WORK TO BE COMPLETED: Narrow the data below down to the lines containing "source".

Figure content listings
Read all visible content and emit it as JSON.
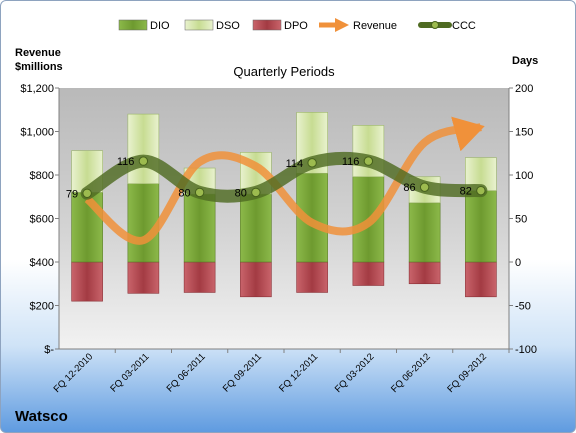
{
  "chart_data": {
    "type": "bar",
    "title": "Quarterly Periods",
    "company": "Watsco",
    "left_axis_label": [
      "Revenue",
      "$millions"
    ],
    "right_axis_label": "Days",
    "left_axis": {
      "min": 0,
      "max": 1200,
      "step": 200,
      "tick_labels": [
        "$-",
        "$200",
        "$400",
        "$600",
        "$800",
        "$1,000",
        "$1,200"
      ]
    },
    "right_axis": {
      "min": -100,
      "max": 200,
      "step": 50,
      "tick_labels": [
        "-100",
        "-50",
        "0",
        "50",
        "100",
        "150",
        "200"
      ]
    },
    "categories": [
      "FQ 12-2010",
      "FQ 03-2011",
      "FQ 06-2011",
      "FQ 09-2011",
      "FQ 12-2011",
      "FQ 03-2012",
      "FQ 06-2012",
      "FQ 09-2012"
    ],
    "legend": {
      "placement": "top",
      "entries": [
        "DIO",
        "DSO",
        "DPO",
        "Revenue",
        "CCC"
      ]
    },
    "series": [
      {
        "name": "DIO",
        "axis": "right",
        "color": "#7aa33a",
        "values": [
          80,
          90,
          78,
          78,
          102,
          98,
          68,
          82
        ]
      },
      {
        "name": "DSO",
        "axis": "right",
        "color": "#d8e8b0",
        "values": [
          48,
          80,
          30,
          48,
          70,
          59,
          30,
          38
        ]
      },
      {
        "name": "DPO",
        "axis": "right",
        "color": "#b8474e",
        "values": [
          -45,
          -36,
          -35,
          -40,
          -35,
          -27,
          -25,
          -40
        ]
      },
      {
        "name": "Revenue",
        "axis": "left",
        "color": "#f0913a",
        "values": [
          690,
          500,
          860,
          840,
          580,
          580,
          950,
          1020
        ]
      },
      {
        "name": "CCC",
        "axis": "right",
        "color": "#5e7a2e",
        "values": [
          79,
          116,
          80,
          80,
          114,
          116,
          86,
          82
        ]
      }
    ],
    "ccc_labels": [
      "79",
      "116",
      "80",
      "80",
      "114",
      "116",
      "86",
      "82"
    ],
    "grid": false
  }
}
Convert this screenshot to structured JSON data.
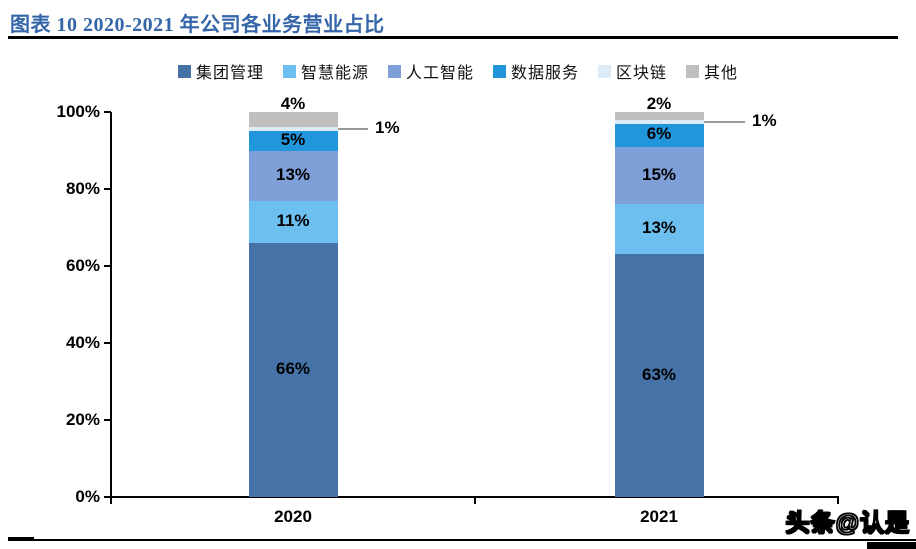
{
  "title": "图表 10 2020-2021 年公司各业务营业占比",
  "watermark": "头条@认是",
  "chart_data": {
    "type": "bar",
    "stacked": true,
    "percent_scale": true,
    "title": "图表 10 2020-2021 年公司各业务营业占比",
    "categories": [
      "2020",
      "2021"
    ],
    "series": [
      {
        "name": "集团管理",
        "color": "#4573A7",
        "values": [
          66,
          63
        ],
        "labels": [
          "66%",
          "63%"
        ],
        "label_placement": "inside"
      },
      {
        "name": "智慧能源",
        "color": "#6CBFEF",
        "values": [
          11,
          13
        ],
        "labels": [
          "11%",
          "13%"
        ],
        "label_placement": "inside"
      },
      {
        "name": "人工智能",
        "color": "#7F9FD8",
        "values": [
          13,
          15
        ],
        "labels": [
          "13%",
          "15%"
        ],
        "label_placement": "inside"
      },
      {
        "name": "数据服务",
        "color": "#2196DB",
        "values": [
          5,
          6
        ],
        "labels": [
          "5%",
          "6%"
        ],
        "label_placement": "inside"
      },
      {
        "name": "区块链",
        "color": "#DDEBF6",
        "values": [
          1,
          1
        ],
        "labels": [
          "1%",
          "1%"
        ],
        "label_placement": "callout-right"
      },
      {
        "name": "其他",
        "color": "#BFBFBF",
        "values": [
          4,
          2
        ],
        "labels": [
          "4%",
          "2%"
        ],
        "label_placement": "above"
      }
    ],
    "y_axis": {
      "tick_labels": [
        "100%",
        "80%",
        "60%",
        "40%",
        "20%",
        "0%"
      ],
      "tick_values": [
        100,
        80,
        60,
        40,
        20,
        0
      ],
      "range": [
        0,
        100
      ]
    },
    "legend_position": "top",
    "grid": false,
    "leader_line_color": "#9a9a9a"
  }
}
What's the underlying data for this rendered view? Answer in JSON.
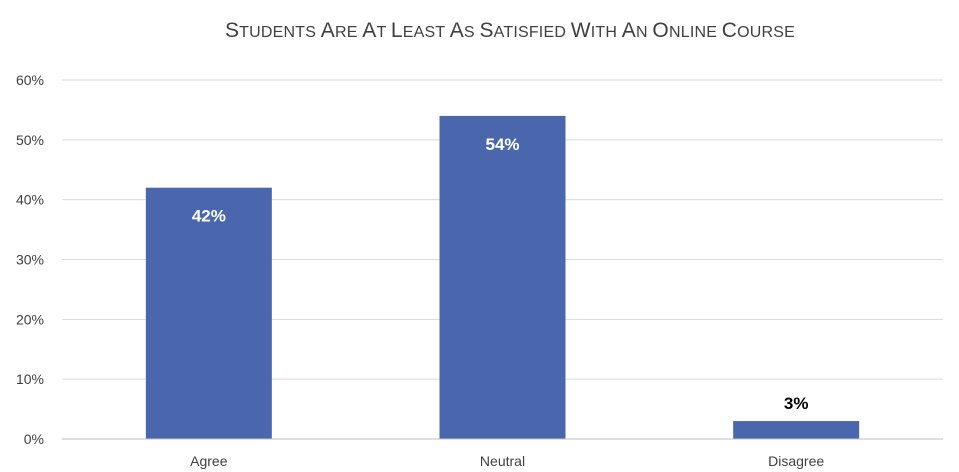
{
  "chart_data": {
    "type": "bar",
    "title": "Students Are at Least as Satisfied with an Online Course",
    "categories": [
      "Agree",
      "Neutral",
      "Disagree"
    ],
    "values": [
      42,
      54,
      3
    ],
    "data_labels": [
      "42%",
      "54%",
      "3%"
    ],
    "y_ticks": [
      "0%",
      "10%",
      "20%",
      "30%",
      "40%",
      "50%",
      "60%"
    ],
    "ylim": [
      0,
      60
    ],
    "y_unit": "%",
    "grid": true,
    "legend": "none",
    "colors": {
      "bar": "#4a67ae",
      "label_inside": "#ffffff",
      "label_outside": "#000000"
    }
  }
}
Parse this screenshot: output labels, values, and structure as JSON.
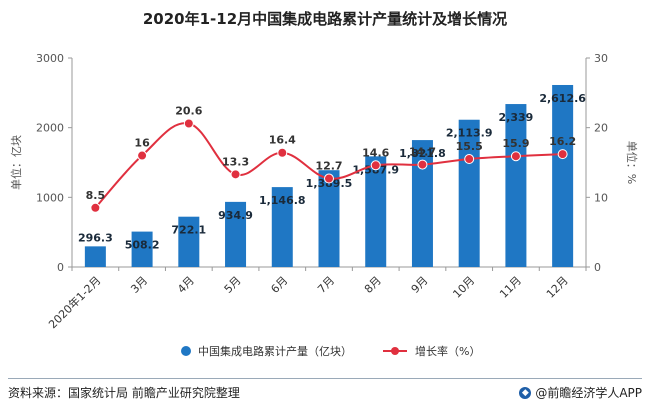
{
  "chart_data": {
    "type": "bar",
    "title": "2020年1-12月中国集成电路累计产量统计及增长情况",
    "categories": [
      "2020年1-2月",
      "3月",
      "4月",
      "5月",
      "6月",
      "7月",
      "8月",
      "9月",
      "10月",
      "11月",
      "12月"
    ],
    "series": [
      {
        "name": "中国集成电路累计产量（亿块）",
        "type": "bar",
        "axis": "left",
        "values": [
          296.3,
          508.2,
          722.1,
          934.9,
          1146.8,
          1389.5,
          1587.9,
          1821.8,
          2113.9,
          2339,
          2612.6
        ],
        "labels": [
          "296.3",
          "508.2",
          "722.1",
          "934.9",
          "1,146.8",
          "1,389.5",
          "1,587.9",
          "1,821.8",
          "2,113.9",
          "2,339",
          "2,612.6"
        ]
      },
      {
        "name": "增长率（%）",
        "type": "line",
        "axis": "right",
        "values": [
          8.5,
          16,
          20.6,
          13.3,
          16.4,
          12.7,
          14.6,
          14.7,
          15.5,
          15.9,
          16.2
        ],
        "labels": [
          "8.5",
          "16",
          "20.6",
          "13.3",
          "16.4",
          "12.7",
          "14.6",
          "14.7",
          "15.5",
          "15.9",
          "16.2"
        ]
      }
    ],
    "y_left": {
      "label": "单位：亿块",
      "ylim": [
        0,
        3000
      ],
      "ticks": [
        "0",
        "1000",
        "2000",
        "3000"
      ]
    },
    "y_right": {
      "label": "单位：%",
      "ylim": [
        0,
        30
      ],
      "ticks": [
        "0",
        "10",
        "20",
        "30"
      ]
    },
    "grid": false,
    "legend_position": "bottom-center",
    "colors": {
      "bar": "#1f77c4",
      "line": "#e0303f",
      "axis": "#999999",
      "bar_label": "#1a2a3a"
    }
  },
  "footer": {
    "source": "资料来源：国家统计局 前瞻产业研究院整理",
    "brand": "@前瞻经济学人APP"
  }
}
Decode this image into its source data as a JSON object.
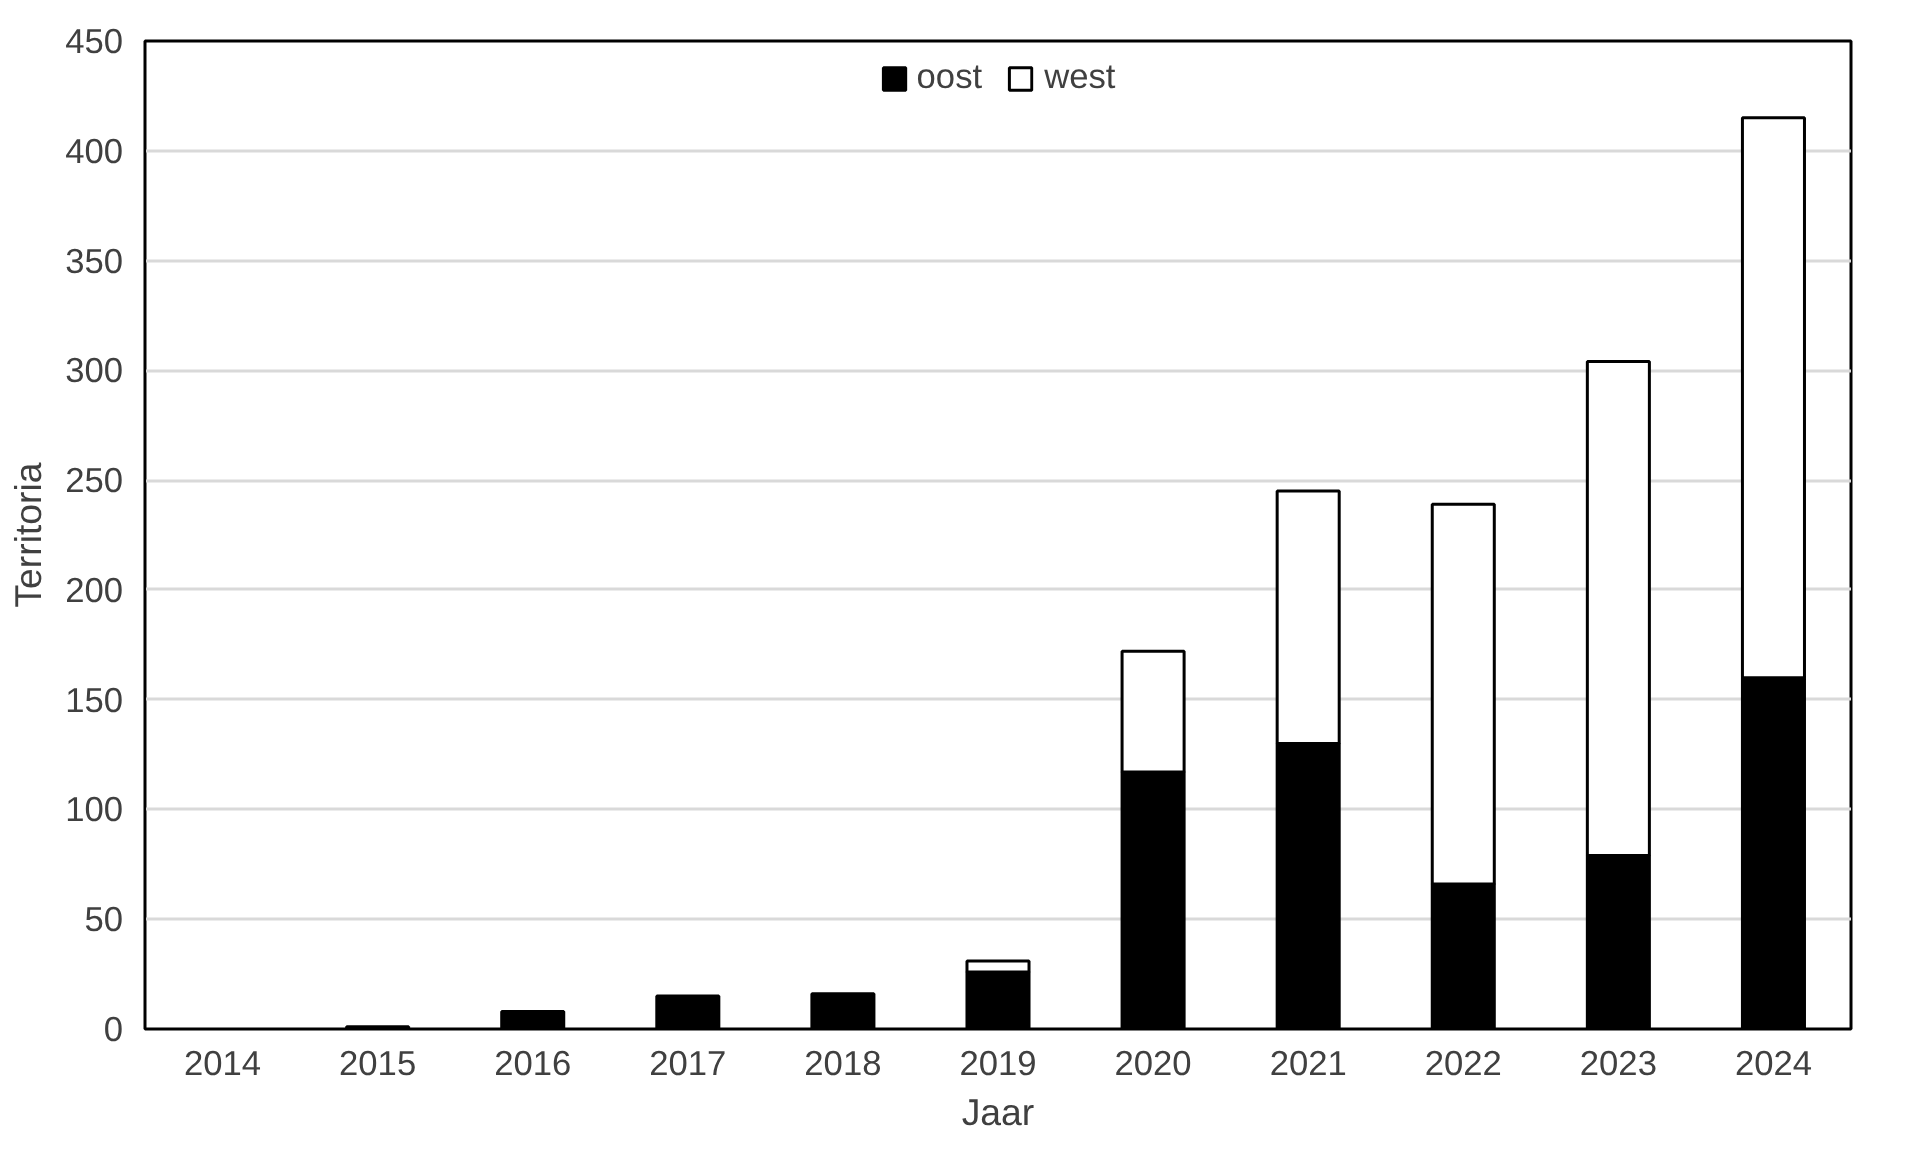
{
  "chart_data": {
    "type": "bar",
    "stacked": true,
    "xlabel": "Jaar",
    "ylabel": "Territoria",
    "categories": [
      "2014",
      "2015",
      "2016",
      "2017",
      "2018",
      "2019",
      "2020",
      "2021",
      "2022",
      "2023",
      "2024"
    ],
    "series": [
      {
        "name": "oost",
        "color": "#000000",
        "values": [
          0,
          1,
          8,
          15,
          16,
          26,
          117,
          130,
          66,
          79,
          160
        ]
      },
      {
        "name": "west",
        "color": "#ffffff",
        "values": [
          null,
          null,
          null,
          null,
          null,
          5,
          55,
          115,
          173,
          225,
          255
        ]
      }
    ],
    "ylim": [
      0,
      450
    ],
    "yticks": [
      0,
      50,
      100,
      150,
      200,
      250,
      300,
      350,
      400,
      450
    ],
    "grid": "y",
    "legend": "top"
  }
}
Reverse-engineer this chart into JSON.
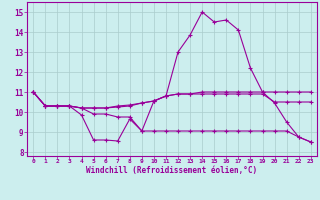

EXPECTED ANSWER:
    "source": "资料来源：国家统计局 前瞻产业研究院整理",
Decode this image into its source data as a JSON object.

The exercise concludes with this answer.